» **What you are asked to do**
Copy every line that holds "ಕಮಲನಗರ".

──────── Raw data ────────

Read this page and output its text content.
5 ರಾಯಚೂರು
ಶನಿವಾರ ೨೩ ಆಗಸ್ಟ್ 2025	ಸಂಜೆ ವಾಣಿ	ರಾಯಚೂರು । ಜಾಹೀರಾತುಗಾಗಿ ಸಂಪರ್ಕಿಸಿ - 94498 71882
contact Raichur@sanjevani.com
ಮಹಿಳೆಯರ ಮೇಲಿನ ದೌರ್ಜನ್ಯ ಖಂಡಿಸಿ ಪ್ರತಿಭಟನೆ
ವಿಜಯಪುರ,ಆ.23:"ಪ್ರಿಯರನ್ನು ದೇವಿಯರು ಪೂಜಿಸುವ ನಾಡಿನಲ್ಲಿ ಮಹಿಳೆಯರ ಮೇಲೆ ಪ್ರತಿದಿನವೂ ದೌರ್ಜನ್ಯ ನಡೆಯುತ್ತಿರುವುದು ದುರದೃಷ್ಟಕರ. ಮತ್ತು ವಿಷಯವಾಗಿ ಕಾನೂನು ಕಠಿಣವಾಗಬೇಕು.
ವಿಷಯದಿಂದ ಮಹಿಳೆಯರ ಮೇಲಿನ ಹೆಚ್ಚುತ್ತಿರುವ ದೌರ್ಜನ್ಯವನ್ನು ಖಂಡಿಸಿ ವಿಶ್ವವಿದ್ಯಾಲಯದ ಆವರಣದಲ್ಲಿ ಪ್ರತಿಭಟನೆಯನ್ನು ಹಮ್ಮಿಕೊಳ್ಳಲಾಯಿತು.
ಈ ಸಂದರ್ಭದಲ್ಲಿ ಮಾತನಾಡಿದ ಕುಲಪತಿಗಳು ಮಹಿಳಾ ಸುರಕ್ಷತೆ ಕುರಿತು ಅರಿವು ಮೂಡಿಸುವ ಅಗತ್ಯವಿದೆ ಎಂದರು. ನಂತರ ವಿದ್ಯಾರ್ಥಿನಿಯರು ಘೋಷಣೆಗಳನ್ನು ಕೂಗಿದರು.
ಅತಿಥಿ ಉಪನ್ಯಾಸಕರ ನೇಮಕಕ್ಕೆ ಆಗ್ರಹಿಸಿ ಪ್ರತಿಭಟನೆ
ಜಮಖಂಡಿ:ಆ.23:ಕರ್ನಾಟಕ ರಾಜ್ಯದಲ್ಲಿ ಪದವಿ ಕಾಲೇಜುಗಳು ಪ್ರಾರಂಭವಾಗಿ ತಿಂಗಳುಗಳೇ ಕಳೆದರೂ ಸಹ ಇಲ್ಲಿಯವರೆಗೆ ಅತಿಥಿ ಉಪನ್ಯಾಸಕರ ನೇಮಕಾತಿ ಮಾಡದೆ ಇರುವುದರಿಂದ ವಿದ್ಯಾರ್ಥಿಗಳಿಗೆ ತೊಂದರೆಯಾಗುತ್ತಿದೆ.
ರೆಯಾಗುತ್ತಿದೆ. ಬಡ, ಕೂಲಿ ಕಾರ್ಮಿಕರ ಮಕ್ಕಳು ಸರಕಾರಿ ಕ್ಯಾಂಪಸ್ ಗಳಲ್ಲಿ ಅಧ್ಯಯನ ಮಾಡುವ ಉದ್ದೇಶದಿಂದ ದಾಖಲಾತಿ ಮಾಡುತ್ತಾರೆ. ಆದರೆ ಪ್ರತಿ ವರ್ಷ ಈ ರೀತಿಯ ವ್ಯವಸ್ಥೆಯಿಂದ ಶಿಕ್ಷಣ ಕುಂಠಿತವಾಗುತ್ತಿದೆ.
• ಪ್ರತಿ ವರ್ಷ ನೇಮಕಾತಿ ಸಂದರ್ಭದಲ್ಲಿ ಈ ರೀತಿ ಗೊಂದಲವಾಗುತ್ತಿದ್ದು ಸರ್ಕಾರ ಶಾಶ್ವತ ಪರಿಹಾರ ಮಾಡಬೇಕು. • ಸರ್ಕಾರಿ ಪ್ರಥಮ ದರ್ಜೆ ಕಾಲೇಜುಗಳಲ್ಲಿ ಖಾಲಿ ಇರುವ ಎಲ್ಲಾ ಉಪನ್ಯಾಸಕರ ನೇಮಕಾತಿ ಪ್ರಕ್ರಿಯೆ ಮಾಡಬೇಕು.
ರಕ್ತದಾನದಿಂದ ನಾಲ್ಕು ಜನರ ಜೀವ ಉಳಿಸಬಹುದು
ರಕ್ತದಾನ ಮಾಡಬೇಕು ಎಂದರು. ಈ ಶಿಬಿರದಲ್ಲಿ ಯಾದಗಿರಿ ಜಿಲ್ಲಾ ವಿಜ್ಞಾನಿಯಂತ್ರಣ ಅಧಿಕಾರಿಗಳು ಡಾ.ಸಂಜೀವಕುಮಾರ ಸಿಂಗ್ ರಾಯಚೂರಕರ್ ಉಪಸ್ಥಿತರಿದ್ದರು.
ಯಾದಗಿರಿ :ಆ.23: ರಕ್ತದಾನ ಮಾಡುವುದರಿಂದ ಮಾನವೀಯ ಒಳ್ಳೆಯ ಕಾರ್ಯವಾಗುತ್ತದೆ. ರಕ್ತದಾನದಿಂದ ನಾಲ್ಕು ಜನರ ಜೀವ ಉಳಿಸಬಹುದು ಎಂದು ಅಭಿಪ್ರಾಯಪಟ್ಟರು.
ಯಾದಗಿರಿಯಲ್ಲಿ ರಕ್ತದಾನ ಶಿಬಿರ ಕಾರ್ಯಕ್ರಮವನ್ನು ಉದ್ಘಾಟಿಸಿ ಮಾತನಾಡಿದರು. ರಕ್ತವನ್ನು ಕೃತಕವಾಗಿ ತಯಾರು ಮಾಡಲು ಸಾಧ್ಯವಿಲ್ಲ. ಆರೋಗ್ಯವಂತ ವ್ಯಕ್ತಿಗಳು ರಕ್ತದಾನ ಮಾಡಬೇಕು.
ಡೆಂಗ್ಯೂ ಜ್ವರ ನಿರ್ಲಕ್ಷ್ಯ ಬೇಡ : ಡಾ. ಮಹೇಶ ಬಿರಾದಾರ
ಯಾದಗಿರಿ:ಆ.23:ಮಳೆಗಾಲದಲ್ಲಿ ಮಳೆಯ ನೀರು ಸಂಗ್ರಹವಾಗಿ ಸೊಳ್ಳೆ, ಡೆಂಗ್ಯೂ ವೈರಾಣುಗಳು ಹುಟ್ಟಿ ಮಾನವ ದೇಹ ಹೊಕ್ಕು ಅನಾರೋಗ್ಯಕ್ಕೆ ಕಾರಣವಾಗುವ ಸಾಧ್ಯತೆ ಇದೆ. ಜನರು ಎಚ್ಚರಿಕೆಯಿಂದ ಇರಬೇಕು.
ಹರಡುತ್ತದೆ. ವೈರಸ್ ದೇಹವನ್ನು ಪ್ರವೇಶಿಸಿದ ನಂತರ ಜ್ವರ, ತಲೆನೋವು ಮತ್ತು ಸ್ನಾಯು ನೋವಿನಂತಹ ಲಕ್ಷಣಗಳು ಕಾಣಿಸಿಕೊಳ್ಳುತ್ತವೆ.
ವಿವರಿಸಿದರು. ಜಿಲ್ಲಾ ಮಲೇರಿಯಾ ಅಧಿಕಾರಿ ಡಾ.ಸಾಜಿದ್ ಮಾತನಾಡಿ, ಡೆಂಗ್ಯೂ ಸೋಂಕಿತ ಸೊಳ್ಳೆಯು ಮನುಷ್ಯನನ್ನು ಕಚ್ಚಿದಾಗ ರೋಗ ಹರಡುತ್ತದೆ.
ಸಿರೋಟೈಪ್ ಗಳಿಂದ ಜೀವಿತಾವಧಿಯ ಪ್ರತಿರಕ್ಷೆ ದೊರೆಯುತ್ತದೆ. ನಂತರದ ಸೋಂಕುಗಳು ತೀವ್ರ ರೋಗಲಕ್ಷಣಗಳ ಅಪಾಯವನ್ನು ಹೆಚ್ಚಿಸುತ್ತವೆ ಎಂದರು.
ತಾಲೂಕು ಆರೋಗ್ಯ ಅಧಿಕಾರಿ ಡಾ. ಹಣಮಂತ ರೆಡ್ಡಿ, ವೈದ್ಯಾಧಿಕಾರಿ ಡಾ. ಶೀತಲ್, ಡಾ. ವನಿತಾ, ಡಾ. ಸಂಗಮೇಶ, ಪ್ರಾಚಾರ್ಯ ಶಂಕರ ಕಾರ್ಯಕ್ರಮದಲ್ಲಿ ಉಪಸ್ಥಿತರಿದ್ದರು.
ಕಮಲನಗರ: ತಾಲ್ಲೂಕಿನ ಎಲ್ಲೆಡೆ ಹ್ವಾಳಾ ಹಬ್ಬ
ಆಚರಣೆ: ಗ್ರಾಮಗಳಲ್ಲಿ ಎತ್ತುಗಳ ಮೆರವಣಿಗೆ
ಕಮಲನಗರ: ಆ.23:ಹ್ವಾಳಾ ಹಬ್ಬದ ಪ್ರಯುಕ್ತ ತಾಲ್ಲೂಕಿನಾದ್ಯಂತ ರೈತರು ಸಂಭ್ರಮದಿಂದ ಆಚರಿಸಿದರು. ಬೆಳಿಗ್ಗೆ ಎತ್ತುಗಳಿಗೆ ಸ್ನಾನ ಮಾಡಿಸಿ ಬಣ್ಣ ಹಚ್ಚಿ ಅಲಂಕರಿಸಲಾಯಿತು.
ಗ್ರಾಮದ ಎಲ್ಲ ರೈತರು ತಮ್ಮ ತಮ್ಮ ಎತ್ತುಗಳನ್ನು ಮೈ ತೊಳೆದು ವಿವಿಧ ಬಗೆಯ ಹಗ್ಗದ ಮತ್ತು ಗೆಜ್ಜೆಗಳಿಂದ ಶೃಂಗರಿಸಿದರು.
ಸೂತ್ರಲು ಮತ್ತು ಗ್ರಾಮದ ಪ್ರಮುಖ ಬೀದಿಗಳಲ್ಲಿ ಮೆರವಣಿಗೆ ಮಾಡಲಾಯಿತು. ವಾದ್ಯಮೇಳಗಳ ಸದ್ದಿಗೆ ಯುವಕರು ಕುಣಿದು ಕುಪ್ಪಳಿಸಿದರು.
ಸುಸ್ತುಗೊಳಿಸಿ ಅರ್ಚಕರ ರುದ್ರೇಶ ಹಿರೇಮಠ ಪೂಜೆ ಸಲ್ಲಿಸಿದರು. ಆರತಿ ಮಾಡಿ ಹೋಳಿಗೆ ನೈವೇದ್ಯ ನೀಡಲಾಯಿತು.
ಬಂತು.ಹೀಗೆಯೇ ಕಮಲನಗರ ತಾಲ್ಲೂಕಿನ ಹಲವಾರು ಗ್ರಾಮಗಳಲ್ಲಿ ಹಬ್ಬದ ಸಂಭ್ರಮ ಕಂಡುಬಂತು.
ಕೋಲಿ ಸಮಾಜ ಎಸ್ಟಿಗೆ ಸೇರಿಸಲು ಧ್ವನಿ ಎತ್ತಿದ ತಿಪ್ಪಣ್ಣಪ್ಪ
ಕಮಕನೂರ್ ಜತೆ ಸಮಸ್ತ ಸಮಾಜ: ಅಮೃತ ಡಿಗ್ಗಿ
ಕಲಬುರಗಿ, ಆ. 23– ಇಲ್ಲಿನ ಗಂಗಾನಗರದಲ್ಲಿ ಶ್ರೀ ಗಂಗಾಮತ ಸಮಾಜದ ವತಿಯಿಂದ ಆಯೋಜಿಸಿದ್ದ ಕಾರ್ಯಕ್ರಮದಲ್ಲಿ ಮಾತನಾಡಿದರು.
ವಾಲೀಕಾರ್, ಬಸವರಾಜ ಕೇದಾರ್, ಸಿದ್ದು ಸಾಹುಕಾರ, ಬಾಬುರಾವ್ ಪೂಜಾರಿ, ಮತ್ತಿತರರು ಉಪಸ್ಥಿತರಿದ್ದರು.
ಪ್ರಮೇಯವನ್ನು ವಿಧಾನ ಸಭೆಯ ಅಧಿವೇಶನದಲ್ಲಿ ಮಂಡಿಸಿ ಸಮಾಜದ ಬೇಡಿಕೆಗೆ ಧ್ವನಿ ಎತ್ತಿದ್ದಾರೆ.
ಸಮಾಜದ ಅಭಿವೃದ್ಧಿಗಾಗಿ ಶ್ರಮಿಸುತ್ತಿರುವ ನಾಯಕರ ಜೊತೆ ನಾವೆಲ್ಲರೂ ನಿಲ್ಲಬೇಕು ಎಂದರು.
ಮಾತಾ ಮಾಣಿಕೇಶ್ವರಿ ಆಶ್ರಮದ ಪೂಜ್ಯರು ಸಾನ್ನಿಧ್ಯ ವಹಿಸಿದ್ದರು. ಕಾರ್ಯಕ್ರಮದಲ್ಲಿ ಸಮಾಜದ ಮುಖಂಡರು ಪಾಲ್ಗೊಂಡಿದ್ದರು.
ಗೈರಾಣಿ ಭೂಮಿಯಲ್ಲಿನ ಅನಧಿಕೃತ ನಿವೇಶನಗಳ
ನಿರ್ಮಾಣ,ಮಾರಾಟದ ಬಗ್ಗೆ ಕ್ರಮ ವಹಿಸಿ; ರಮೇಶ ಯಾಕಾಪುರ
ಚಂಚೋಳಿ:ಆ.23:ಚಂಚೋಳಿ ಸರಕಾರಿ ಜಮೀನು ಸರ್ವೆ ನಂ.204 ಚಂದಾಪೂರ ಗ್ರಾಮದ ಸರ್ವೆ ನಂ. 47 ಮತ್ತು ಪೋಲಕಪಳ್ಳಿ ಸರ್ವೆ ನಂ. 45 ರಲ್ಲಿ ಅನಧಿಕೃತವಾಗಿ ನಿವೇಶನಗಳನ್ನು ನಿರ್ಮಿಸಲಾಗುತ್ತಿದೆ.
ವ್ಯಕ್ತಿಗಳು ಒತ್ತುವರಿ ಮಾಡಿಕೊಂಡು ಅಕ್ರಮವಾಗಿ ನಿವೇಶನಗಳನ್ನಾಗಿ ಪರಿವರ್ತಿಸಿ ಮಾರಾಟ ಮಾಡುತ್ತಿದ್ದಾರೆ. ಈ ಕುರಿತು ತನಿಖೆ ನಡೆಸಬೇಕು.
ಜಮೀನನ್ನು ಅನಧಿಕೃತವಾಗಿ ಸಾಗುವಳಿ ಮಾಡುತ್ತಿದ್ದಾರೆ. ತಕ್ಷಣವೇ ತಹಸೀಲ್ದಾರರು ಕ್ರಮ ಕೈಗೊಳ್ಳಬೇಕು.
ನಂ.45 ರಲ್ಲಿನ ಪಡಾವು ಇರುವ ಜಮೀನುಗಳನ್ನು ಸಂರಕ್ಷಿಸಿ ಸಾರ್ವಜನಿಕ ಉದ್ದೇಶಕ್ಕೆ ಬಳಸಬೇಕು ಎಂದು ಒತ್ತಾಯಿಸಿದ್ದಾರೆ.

────────

» **Task solution**
ಕಮಲನಗರ: ತಾಲ್ಲೂಕಿನ ಎಲ್ಲೆಡೆ ಹ್ವಾಳಾ ಹಬ್ಬ
ಕಮಲನಗರ: ಆ.23:ಹ್ವಾಳಾ ಹಬ್ಬದ ಪ್ರಯುಕ್ತ ತಾಲ್ಲೂಕಿನಾದ್ಯಂತ ರೈತರು ಸಂಭ್ರಮದಿಂದ ಆಚರಿಸಿದರು. ಬೆಳಿಗ್ಗೆ ಎತ್ತುಗಳಿಗೆ ಸ್ನಾನ ಮಾಡಿಸಿ ಬಣ್ಣ ಹಚ್ಚಿ ಅಲಂಕರಿಸಲಾಯಿತು.
ಬಂತು.ಹೀಗೆಯೇ ಕಮಲನಗರ ತಾಲ್ಲೂಕಿನ ಹಲವಾರು ಗ್ರಾಮಗಳಲ್ಲಿ ಹಬ್ಬದ ಸಂಭ್ರಮ ಕಂಡುಬಂತು.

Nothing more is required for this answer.